GOAL OF THE EXERCISE - Each entry below must be repeated word for word.

EXCERPTED RECORDS -
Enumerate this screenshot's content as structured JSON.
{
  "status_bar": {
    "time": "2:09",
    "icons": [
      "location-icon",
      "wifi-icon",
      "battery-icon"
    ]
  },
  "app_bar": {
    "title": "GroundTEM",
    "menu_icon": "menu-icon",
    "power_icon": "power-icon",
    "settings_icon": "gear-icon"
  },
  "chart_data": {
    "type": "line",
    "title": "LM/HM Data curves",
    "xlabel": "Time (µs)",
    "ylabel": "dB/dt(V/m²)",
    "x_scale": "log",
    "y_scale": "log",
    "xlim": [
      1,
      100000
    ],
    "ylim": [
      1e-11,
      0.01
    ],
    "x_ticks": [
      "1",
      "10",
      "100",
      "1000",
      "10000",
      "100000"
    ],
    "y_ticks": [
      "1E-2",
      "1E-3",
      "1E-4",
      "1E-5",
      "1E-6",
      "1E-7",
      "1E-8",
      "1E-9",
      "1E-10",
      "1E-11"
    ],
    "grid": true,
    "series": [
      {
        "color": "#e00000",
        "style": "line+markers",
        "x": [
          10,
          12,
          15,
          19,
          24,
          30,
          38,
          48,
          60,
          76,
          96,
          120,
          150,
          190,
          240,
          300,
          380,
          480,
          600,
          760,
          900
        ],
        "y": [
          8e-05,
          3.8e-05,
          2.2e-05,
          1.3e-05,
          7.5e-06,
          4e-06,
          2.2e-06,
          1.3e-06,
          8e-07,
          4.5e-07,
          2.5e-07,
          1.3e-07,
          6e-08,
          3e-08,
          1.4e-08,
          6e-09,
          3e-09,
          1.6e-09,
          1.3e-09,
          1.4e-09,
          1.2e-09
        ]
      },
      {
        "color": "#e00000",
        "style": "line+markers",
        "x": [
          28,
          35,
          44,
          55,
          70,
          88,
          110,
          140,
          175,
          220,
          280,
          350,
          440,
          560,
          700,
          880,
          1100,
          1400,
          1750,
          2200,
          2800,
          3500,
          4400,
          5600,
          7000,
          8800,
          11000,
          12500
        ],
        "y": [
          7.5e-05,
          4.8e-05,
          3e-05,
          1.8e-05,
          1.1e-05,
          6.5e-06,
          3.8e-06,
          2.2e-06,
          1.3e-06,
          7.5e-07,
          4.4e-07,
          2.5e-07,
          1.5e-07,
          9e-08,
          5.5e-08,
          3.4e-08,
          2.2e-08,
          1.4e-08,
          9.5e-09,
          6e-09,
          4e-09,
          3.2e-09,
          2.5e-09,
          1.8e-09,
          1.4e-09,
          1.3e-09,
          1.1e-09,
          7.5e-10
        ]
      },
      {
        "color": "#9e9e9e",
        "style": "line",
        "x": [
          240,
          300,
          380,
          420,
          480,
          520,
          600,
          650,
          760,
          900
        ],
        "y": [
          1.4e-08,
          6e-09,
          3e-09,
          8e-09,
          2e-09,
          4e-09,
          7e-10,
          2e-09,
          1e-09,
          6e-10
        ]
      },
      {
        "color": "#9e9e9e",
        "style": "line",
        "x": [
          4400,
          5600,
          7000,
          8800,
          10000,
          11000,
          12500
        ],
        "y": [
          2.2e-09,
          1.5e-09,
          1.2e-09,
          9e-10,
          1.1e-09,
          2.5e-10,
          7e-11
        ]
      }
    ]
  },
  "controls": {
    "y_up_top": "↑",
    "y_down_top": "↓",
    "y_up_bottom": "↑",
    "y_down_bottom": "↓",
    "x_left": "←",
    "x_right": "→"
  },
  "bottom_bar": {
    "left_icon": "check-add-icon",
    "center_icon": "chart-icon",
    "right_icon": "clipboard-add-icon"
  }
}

WRITTEN SOLUTION -
Enumerate this screenshot's content as structured JSON.
{
  "status_bar": {
    "time": "2:09",
    "icons": [
      "location-icon",
      "wifi-icon",
      "battery-icon"
    ]
  },
  "app_bar": {
    "title": "GroundTEM",
    "menu_icon": "menu-icon",
    "power_icon": "power-icon",
    "settings_icon": "gear-icon"
  },
  "chart_data": {
    "type": "line",
    "title": "LM/HM Data curves",
    "xlabel": "Time (µs)",
    "ylabel": "dB/dt(V/m²)",
    "x_scale": "log",
    "y_scale": "log",
    "xlim": [
      1,
      100000
    ],
    "ylim": [
      1e-11,
      0.01
    ],
    "x_ticks": [
      "1",
      "10",
      "100",
      "1000",
      "10000",
      "100000"
    ],
    "y_ticks": [
      "1E-2",
      "1E-3",
      "1E-4",
      "1E-5",
      "1E-6",
      "1E-7",
      "1E-8",
      "1E-9",
      "1E-10",
      "1E-11"
    ],
    "grid": true,
    "series": [
      {
        "color": "#e00000",
        "style": "line+markers",
        "x": [
          10,
          12,
          15,
          19,
          24,
          30,
          38,
          48,
          60,
          76,
          96,
          120,
          150,
          190,
          240,
          300,
          380,
          480,
          600,
          760,
          900
        ],
        "y": [
          8e-05,
          3.8e-05,
          2.2e-05,
          1.3e-05,
          7.5e-06,
          4e-06,
          2.2e-06,
          1.3e-06,
          8e-07,
          4.5e-07,
          2.5e-07,
          1.3e-07,
          6e-08,
          3e-08,
          1.4e-08,
          6e-09,
          3e-09,
          1.6e-09,
          1.3e-09,
          1.4e-09,
          1.2e-09
        ]
      },
      {
        "color": "#e00000",
        "style": "line+markers",
        "x": [
          28,
          35,
          44,
          55,
          70,
          88,
          110,
          140,
          175,
          220,
          280,
          350,
          440,
          560,
          700,
          880,
          1100,
          1400,
          1750,
          2200,
          2800,
          3500,
          4400,
          5600,
          7000,
          8800,
          11000,
          12500
        ],
        "y": [
          7.5e-05,
          4.8e-05,
          3e-05,
          1.8e-05,
          1.1e-05,
          6.5e-06,
          3.8e-06,
          2.2e-06,
          1.3e-06,
          7.5e-07,
          4.4e-07,
          2.5e-07,
          1.5e-07,
          9e-08,
          5.5e-08,
          3.4e-08,
          2.2e-08,
          1.4e-08,
          9.5e-09,
          6e-09,
          4e-09,
          3.2e-09,
          2.5e-09,
          1.8e-09,
          1.4e-09,
          1.3e-09,
          1.1e-09,
          7.5e-10
        ]
      },
      {
        "color": "#9e9e9e",
        "style": "line",
        "x": [
          240,
          300,
          380,
          420,
          480,
          520,
          600,
          650,
          760,
          900
        ],
        "y": [
          1.4e-08,
          6e-09,
          3e-09,
          8e-09,
          2e-09,
          4e-09,
          7e-10,
          2e-09,
          1e-09,
          6e-10
        ]
      },
      {
        "color": "#9e9e9e",
        "style": "line",
        "x": [
          4400,
          5600,
          7000,
          8800,
          10000,
          11000,
          12500
        ],
        "y": [
          2.2e-09,
          1.5e-09,
          1.2e-09,
          9e-10,
          1.1e-09,
          2.5e-10,
          7e-11
        ]
      }
    ]
  },
  "controls": {
    "y_up_top": "↑",
    "y_down_top": "↓",
    "y_up_bottom": "↑",
    "y_down_bottom": "↓",
    "x_left": "←",
    "x_right": "→"
  },
  "bottom_bar": {
    "left_icon": "check-add-icon",
    "center_icon": "chart-icon",
    "right_icon": "clipboard-add-icon"
  }
}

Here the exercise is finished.